• Given request:
Write the count of lines that contain the word "ProRealTime" and nothing else.

• Supplied entries:
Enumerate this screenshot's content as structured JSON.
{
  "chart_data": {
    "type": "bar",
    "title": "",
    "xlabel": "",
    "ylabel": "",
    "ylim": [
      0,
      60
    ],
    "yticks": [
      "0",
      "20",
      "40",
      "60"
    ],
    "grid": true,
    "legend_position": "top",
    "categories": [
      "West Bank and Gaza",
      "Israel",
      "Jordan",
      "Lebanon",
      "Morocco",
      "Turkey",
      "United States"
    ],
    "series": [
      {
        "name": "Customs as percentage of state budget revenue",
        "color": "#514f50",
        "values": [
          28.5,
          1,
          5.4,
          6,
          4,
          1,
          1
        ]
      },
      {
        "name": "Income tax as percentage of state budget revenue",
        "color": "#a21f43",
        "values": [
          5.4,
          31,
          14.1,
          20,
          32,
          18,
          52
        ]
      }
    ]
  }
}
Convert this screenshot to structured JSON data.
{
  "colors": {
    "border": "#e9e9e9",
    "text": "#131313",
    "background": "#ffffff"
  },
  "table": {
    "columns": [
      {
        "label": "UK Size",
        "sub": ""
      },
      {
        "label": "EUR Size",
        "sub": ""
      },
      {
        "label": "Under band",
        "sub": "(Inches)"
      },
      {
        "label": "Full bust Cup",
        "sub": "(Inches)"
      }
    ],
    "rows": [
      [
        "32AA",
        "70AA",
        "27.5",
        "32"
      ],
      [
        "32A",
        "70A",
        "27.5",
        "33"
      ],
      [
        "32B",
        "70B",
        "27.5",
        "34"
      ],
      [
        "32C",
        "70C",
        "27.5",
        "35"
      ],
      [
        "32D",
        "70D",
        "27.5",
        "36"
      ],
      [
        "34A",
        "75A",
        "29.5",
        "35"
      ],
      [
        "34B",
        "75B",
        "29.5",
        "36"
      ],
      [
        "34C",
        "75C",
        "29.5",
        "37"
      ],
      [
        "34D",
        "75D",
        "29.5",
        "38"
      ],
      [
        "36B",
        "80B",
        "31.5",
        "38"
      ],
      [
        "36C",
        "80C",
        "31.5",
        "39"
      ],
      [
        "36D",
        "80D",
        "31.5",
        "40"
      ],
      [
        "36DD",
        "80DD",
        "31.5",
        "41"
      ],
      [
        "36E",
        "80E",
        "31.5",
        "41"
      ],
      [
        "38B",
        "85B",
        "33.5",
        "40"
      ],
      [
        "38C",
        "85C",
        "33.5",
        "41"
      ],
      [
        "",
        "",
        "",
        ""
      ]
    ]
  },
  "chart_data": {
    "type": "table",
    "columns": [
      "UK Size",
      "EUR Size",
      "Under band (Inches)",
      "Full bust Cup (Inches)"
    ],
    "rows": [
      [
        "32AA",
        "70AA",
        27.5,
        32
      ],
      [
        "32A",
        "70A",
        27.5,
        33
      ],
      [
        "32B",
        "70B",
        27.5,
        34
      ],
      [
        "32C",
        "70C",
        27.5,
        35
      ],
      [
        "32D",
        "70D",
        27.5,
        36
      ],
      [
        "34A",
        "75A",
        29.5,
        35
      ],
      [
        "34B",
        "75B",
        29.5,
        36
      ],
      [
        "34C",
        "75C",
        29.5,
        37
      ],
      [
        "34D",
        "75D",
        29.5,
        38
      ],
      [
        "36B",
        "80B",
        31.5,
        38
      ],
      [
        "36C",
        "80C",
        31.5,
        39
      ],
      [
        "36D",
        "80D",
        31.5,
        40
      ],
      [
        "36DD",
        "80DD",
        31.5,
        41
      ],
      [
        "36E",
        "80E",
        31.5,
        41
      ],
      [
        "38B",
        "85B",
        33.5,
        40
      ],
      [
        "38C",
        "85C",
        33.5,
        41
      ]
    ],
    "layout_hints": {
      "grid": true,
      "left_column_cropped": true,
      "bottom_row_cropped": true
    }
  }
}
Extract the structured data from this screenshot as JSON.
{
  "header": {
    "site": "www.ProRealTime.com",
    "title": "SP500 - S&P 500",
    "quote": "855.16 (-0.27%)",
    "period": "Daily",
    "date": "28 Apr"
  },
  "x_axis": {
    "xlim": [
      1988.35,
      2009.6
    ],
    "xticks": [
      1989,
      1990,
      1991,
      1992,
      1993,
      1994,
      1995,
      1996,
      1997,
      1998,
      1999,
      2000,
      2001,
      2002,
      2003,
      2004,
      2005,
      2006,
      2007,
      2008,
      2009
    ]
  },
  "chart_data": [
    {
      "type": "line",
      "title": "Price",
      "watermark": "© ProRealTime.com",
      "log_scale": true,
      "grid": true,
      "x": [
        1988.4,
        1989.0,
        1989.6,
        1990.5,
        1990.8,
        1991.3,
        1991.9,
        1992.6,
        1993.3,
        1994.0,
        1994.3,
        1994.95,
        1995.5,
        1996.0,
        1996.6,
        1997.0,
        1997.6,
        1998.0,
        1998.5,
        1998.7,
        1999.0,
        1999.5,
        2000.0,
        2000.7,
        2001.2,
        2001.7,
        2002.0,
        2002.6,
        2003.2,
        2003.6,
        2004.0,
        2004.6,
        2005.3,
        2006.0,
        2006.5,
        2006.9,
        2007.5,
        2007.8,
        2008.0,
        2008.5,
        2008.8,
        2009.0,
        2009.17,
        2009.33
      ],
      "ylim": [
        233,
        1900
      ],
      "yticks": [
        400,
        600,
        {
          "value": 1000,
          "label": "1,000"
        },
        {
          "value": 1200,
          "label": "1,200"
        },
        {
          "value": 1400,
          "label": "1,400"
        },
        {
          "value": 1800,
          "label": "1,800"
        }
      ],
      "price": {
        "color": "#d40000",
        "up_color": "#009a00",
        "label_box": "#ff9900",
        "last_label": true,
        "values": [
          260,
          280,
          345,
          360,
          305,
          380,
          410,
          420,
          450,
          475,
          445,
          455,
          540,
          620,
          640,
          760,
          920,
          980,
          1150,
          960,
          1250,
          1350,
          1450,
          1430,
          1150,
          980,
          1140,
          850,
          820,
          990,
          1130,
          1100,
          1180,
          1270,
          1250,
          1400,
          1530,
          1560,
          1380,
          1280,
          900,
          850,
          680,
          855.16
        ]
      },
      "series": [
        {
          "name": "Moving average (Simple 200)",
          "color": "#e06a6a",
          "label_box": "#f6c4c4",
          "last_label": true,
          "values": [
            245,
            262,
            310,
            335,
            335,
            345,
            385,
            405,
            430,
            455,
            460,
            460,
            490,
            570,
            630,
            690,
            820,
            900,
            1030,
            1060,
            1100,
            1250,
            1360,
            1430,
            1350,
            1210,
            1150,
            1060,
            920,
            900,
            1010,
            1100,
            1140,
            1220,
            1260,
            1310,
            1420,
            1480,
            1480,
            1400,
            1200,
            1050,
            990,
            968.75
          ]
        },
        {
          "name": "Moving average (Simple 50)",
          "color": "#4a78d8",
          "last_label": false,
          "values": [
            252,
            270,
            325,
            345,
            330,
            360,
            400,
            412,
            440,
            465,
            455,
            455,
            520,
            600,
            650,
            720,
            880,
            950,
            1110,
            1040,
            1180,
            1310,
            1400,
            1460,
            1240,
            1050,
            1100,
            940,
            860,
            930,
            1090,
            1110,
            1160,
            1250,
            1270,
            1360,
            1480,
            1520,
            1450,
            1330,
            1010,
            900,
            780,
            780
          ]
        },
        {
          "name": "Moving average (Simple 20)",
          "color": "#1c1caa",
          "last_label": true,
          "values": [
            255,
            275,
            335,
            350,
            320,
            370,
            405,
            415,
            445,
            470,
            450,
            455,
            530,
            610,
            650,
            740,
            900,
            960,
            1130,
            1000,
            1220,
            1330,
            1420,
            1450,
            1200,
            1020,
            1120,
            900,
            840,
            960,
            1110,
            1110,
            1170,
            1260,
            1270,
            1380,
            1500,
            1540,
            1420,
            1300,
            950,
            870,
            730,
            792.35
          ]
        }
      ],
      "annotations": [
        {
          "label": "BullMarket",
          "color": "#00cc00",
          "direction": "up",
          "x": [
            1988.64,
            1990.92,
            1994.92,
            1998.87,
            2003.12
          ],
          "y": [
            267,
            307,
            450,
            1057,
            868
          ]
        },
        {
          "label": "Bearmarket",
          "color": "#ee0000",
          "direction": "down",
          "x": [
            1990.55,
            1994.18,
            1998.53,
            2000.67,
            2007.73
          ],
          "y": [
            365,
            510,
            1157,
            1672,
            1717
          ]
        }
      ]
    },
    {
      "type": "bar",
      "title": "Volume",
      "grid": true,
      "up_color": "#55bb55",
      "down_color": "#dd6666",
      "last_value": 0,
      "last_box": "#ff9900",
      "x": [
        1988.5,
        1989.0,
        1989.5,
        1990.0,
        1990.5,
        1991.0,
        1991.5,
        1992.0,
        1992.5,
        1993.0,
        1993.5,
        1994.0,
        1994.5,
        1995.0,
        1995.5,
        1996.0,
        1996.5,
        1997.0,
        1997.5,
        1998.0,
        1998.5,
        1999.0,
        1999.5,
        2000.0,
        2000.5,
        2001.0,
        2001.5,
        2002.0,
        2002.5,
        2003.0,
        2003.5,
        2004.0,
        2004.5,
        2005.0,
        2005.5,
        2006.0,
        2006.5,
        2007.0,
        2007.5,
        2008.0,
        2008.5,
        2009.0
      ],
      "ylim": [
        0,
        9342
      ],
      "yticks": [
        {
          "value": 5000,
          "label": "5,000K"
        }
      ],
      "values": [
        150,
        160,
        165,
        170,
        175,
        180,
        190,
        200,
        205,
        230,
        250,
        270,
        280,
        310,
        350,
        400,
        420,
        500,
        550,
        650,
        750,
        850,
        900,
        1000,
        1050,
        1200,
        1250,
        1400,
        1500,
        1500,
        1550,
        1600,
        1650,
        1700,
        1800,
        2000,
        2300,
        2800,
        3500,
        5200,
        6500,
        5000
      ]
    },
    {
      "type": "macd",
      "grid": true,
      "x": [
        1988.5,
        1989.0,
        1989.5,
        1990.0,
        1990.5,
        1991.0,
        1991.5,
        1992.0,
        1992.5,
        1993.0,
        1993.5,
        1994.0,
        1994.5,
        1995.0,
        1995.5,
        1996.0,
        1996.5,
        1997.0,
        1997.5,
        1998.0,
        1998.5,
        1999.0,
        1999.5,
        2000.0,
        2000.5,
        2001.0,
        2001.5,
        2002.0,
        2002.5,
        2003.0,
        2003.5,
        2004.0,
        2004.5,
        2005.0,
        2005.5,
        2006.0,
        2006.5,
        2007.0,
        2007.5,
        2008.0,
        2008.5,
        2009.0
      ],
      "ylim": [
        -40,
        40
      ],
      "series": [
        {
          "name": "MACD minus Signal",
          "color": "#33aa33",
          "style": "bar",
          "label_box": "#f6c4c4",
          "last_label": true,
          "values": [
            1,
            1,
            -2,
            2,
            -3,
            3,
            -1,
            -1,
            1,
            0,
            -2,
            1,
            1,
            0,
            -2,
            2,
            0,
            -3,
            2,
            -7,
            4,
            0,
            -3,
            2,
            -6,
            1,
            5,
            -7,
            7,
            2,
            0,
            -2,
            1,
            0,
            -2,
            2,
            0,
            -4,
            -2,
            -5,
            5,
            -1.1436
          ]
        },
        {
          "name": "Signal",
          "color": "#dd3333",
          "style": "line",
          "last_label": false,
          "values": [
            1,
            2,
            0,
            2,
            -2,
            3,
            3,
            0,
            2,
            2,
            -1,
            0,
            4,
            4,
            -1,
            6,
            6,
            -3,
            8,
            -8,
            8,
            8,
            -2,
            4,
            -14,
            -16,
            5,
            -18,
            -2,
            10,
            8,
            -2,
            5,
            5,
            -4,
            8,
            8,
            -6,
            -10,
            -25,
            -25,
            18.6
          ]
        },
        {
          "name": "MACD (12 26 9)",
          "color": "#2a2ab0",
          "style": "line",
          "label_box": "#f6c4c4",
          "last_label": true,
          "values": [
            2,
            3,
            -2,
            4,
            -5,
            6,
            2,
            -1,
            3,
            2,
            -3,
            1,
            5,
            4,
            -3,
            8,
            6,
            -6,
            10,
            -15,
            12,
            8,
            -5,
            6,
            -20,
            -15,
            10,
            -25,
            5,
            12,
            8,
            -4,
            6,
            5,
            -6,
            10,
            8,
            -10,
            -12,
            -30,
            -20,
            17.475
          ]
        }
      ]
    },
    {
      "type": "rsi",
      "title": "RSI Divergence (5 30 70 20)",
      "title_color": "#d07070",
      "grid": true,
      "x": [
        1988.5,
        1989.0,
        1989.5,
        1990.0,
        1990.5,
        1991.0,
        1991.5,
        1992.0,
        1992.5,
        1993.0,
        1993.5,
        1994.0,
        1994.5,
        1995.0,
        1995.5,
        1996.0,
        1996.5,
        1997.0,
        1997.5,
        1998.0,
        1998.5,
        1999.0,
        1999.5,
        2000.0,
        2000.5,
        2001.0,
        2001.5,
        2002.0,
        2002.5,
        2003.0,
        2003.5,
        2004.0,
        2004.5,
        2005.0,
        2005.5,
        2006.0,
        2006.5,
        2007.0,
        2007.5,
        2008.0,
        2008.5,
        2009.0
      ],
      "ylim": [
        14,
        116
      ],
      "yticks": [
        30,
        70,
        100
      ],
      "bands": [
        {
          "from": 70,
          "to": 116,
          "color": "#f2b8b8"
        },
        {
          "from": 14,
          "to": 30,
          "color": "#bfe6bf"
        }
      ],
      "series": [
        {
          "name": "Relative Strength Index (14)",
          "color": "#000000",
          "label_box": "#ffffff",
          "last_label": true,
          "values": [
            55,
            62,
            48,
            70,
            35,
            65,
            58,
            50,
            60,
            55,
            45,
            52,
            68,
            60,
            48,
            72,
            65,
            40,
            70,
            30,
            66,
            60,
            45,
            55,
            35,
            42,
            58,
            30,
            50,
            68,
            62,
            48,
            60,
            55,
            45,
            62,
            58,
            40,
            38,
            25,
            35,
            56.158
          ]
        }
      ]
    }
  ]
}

• Exercise result:
2